◆ **YOUR TASK**
Reproduce each line of the listing below verbatim, leaving nothing out and changing nothing.

[BEGIN DATASET RECORDS]

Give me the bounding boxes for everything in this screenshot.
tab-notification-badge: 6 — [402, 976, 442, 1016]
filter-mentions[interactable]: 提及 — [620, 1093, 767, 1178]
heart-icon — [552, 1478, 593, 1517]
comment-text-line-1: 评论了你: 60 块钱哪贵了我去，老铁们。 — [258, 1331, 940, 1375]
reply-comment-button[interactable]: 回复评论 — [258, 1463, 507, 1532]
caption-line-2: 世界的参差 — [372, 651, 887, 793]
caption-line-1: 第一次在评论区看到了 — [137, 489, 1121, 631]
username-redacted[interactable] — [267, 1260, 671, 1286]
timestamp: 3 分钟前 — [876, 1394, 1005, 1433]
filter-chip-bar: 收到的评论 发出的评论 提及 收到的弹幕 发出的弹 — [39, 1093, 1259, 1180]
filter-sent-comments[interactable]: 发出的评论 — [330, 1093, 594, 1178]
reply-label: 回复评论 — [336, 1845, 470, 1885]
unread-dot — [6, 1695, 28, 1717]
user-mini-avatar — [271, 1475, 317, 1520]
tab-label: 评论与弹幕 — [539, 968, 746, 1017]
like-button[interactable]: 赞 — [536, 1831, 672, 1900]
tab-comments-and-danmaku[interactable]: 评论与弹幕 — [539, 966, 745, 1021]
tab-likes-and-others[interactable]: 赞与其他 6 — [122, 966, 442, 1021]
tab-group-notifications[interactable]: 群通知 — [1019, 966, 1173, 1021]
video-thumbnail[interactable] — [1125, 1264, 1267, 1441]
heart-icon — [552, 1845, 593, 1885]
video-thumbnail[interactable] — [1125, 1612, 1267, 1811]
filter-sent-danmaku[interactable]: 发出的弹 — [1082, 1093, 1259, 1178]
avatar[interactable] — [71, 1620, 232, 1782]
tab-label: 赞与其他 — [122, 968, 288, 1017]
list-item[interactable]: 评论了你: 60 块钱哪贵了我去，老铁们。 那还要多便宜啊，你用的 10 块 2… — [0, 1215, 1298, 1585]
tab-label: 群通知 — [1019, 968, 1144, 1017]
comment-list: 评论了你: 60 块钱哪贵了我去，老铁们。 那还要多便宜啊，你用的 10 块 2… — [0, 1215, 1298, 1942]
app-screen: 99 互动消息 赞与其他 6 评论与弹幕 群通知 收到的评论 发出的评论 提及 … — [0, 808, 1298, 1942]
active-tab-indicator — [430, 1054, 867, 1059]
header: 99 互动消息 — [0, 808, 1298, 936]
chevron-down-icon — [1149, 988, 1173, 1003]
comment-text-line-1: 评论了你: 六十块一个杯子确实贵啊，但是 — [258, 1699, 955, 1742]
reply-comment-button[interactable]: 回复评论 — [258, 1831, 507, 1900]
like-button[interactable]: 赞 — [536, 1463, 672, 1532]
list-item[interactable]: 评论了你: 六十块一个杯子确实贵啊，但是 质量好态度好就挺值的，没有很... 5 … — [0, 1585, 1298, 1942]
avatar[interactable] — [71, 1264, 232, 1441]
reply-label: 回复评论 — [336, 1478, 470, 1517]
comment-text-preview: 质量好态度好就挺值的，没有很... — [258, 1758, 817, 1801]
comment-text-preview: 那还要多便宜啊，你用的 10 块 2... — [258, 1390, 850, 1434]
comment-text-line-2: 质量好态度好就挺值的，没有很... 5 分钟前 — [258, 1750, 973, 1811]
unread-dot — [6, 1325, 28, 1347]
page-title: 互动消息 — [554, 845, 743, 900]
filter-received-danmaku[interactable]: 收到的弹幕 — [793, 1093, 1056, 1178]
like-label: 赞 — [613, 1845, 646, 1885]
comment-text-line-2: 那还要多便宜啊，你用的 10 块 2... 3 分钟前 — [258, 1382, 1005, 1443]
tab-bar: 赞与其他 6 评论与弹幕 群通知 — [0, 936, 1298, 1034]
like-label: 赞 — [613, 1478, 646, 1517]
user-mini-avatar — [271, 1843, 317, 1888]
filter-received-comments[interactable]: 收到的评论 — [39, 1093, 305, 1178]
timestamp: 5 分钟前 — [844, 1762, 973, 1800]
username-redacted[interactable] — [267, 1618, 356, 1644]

[END DATASET RECORDS]

◆ **ANSWER FOR THIS EXERCISE**
Give me the bounding boxes for everything in this screenshot.
tab-notification-badge: 6 — [402, 976, 442, 1016]
filter-mentions[interactable]: 提及 — [620, 1093, 767, 1178]
heart-icon — [552, 1478, 593, 1517]
comment-text-line-1: 评论了你: 60 块钱哪贵了我去，老铁们。 — [258, 1331, 940, 1375]
reply-comment-button[interactable]: 回复评论 — [258, 1463, 507, 1532]
caption-line-2: 世界的参差 — [372, 651, 887, 793]
caption-line-1: 第一次在评论区看到了 — [137, 489, 1121, 631]
username-redacted[interactable] — [267, 1260, 671, 1286]
timestamp: 3 分钟前 — [876, 1394, 1005, 1433]
filter-chip-bar: 收到的评论 发出的评论 提及 收到的弹幕 发出的弹 — [39, 1093, 1259, 1180]
filter-sent-comments[interactable]: 发出的评论 — [330, 1093, 594, 1178]
reply-label: 回复评论 — [336, 1845, 470, 1885]
unread-dot — [6, 1695, 28, 1717]
user-mini-avatar — [271, 1475, 317, 1520]
tab-label: 评论与弹幕 — [539, 968, 746, 1017]
like-button[interactable]: 赞 — [536, 1831, 672, 1900]
tab-comments-and-danmaku[interactable]: 评论与弹幕 — [539, 966, 745, 1021]
tab-likes-and-others[interactable]: 赞与其他 6 — [122, 966, 442, 1021]
tab-group-notifications[interactable]: 群通知 — [1019, 966, 1173, 1021]
video-thumbnail[interactable] — [1125, 1264, 1267, 1441]
heart-icon — [552, 1845, 593, 1885]
video-thumbnail[interactable] — [1125, 1612, 1267, 1811]
filter-sent-danmaku[interactable]: 发出的弹 — [1082, 1093, 1259, 1178]
avatar[interactable] — [71, 1620, 232, 1782]
tab-label: 赞与其他 — [122, 968, 288, 1017]
list-item[interactable]: 评论了你: 60 块钱哪贵了我去，老铁们。 那还要多便宜啊，你用的 10 块 2… — [0, 1215, 1298, 1585]
tab-label: 群通知 — [1019, 968, 1144, 1017]
comment-list: 评论了你: 60 块钱哪贵了我去，老铁们。 那还要多便宜啊，你用的 10 块 2… — [0, 1215, 1298, 1942]
app-screen: 99 互动消息 赞与其他 6 评论与弹幕 群通知 收到的评论 发出的评论 提及 … — [0, 808, 1298, 1942]
active-tab-indicator — [430, 1054, 867, 1059]
header: 99 互动消息 — [0, 808, 1298, 936]
chevron-down-icon — [1149, 988, 1173, 1003]
comment-text-line-1: 评论了你: 六十块一个杯子确实贵啊，但是 — [258, 1699, 955, 1742]
reply-comment-button[interactable]: 回复评论 — [258, 1831, 507, 1900]
like-button[interactable]: 赞 — [536, 1463, 672, 1532]
list-item[interactable]: 评论了你: 六十块一个杯子确实贵啊，但是 质量好态度好就挺值的，没有很... 5 … — [0, 1585, 1298, 1942]
avatar[interactable] — [71, 1264, 232, 1441]
reply-label: 回复评论 — [336, 1478, 470, 1517]
comment-text-preview: 质量好态度好就挺值的，没有很... — [258, 1758, 817, 1801]
comment-text-preview: 那还要多便宜啊，你用的 10 块 2... — [258, 1390, 850, 1434]
comment-text-line-2: 质量好态度好就挺值的，没有很... 5 分钟前 — [258, 1750, 973, 1811]
unread-dot — [6, 1325, 28, 1347]
page-title: 互动消息 — [554, 845, 743, 900]
filter-received-danmaku[interactable]: 收到的弹幕 — [793, 1093, 1056, 1178]
like-label: 赞 — [613, 1845, 646, 1885]
comment-text-line-2: 那还要多便宜啊，你用的 10 块 2... 3 分钟前 — [258, 1382, 1005, 1443]
tab-bar: 赞与其他 6 评论与弹幕 群通知 — [0, 936, 1298, 1034]
like-label: 赞 — [613, 1478, 646, 1517]
user-mini-avatar — [271, 1843, 317, 1888]
filter-received-comments[interactable]: 收到的评论 — [39, 1093, 305, 1178]
timestamp: 5 分钟前 — [844, 1762, 973, 1800]
username-redacted[interactable] — [267, 1618, 356, 1644]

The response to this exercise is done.